## START
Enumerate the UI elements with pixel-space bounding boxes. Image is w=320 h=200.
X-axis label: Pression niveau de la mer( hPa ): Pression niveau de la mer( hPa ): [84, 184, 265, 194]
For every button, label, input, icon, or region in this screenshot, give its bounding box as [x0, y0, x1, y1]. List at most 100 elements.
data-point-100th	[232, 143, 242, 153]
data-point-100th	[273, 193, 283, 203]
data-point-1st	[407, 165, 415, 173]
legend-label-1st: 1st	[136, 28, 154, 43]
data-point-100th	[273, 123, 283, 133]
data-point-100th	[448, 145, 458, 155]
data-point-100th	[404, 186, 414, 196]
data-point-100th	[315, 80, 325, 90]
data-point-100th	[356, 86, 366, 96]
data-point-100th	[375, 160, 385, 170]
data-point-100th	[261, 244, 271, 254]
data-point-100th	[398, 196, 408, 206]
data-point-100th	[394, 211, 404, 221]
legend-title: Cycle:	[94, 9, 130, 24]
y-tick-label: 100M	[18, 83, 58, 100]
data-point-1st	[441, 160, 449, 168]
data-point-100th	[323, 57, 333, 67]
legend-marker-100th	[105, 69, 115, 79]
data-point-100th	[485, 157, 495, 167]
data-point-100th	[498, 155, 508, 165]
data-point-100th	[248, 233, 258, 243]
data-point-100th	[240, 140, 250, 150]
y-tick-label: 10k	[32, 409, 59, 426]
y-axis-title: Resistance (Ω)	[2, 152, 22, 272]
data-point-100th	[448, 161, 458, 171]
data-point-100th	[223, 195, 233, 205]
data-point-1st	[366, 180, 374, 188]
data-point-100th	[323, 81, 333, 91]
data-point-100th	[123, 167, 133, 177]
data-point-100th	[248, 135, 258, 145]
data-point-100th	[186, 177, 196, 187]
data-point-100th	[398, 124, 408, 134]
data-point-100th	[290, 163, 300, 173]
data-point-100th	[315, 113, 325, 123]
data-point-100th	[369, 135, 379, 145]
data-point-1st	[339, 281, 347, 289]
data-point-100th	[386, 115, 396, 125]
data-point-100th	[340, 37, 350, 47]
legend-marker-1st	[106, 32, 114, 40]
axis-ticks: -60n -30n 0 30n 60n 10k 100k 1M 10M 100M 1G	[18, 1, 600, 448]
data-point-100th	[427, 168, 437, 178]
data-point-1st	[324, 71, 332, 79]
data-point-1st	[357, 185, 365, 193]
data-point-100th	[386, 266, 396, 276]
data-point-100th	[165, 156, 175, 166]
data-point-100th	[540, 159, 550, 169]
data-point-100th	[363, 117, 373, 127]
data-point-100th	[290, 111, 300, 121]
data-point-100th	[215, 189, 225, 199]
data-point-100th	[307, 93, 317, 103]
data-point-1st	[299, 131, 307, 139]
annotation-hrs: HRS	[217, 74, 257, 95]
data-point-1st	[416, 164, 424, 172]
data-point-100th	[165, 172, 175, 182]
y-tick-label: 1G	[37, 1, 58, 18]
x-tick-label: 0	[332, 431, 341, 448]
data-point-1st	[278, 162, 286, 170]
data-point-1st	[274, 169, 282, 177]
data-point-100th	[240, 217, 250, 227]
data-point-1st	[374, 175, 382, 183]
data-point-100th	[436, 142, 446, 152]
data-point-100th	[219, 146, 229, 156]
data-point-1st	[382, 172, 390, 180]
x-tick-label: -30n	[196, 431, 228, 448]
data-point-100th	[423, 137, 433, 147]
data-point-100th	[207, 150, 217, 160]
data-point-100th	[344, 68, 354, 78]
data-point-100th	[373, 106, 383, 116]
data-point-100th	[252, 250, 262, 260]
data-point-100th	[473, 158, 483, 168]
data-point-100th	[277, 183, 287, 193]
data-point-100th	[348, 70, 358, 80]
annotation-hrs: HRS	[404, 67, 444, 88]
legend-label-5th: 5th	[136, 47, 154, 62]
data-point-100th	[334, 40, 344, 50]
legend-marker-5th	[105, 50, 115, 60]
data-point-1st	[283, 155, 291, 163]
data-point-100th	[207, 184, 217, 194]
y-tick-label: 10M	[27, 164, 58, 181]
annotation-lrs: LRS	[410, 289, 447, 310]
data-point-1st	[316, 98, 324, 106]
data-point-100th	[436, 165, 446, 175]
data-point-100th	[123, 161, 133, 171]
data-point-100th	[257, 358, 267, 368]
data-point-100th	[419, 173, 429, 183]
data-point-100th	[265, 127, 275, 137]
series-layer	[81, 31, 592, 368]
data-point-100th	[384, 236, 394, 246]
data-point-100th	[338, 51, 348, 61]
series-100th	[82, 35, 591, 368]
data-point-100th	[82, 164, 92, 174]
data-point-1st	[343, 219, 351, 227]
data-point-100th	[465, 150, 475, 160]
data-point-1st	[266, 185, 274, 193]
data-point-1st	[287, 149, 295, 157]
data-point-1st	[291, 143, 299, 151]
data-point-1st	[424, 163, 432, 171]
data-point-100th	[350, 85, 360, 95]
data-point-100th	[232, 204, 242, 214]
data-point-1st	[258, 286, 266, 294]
## END
# DESCRIPTION OF THE TASK:
Copy out the listing above, word for word, from its first line through the line containing "83, 58, 100]", including that line.

# SOLVED PROBLEM:
Enumerate the UI elements with pixel-space bounding boxes. Image is w=320 h=200.
X-axis label: Pression niveau de la mer( hPa ): Pression niveau de la mer( hPa ): [84, 184, 265, 194]
For every button, label, input, icon, or region in this screenshot, give its bounding box as [x0, y0, x1, y1]. List at most 100 elements.
data-point-100th	[232, 143, 242, 153]
data-point-100th	[273, 193, 283, 203]
data-point-1st	[407, 165, 415, 173]
legend-label-1st: 1st	[136, 28, 154, 43]
data-point-100th	[273, 123, 283, 133]
data-point-100th	[448, 145, 458, 155]
data-point-100th	[404, 186, 414, 196]
data-point-100th	[315, 80, 325, 90]
data-point-100th	[356, 86, 366, 96]
data-point-100th	[375, 160, 385, 170]
data-point-100th	[261, 244, 271, 254]
data-point-100th	[398, 196, 408, 206]
data-point-100th	[394, 211, 404, 221]
legend-title: Cycle:	[94, 9, 130, 24]
y-tick-label: 100M	[18, 83, 58, 100]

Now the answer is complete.